--- BEGIN ---

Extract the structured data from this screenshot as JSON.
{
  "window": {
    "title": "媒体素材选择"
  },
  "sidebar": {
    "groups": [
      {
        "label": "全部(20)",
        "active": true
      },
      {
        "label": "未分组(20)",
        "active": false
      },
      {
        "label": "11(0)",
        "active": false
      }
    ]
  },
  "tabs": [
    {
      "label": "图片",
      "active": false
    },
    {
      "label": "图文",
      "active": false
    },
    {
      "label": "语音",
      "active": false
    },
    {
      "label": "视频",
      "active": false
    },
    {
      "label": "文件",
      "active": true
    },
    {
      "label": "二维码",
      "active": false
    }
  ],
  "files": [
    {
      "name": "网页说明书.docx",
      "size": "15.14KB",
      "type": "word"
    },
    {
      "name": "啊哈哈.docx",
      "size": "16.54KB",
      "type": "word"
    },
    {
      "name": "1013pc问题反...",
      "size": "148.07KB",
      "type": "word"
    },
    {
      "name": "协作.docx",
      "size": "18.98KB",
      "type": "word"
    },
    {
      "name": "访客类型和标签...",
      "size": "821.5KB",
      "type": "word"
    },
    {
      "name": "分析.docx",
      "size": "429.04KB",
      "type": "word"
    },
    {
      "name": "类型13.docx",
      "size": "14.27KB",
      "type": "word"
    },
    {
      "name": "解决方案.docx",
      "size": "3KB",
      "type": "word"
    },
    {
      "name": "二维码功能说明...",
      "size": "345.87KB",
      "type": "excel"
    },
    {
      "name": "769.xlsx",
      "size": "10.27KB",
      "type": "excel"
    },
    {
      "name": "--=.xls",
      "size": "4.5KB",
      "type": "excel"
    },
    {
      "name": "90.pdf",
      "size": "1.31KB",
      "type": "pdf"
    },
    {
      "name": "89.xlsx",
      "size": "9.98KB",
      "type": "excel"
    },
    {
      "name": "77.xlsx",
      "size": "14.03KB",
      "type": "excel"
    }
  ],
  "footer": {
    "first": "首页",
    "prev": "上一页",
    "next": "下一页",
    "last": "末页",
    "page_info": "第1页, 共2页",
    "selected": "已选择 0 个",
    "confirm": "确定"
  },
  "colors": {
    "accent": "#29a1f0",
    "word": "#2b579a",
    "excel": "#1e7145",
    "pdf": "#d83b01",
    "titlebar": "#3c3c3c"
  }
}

--- END ---

- _DO THIS_: Reply with nothing except the number of lines in the listing above that include "docx".

- _FINISHED EXERCISE_: 6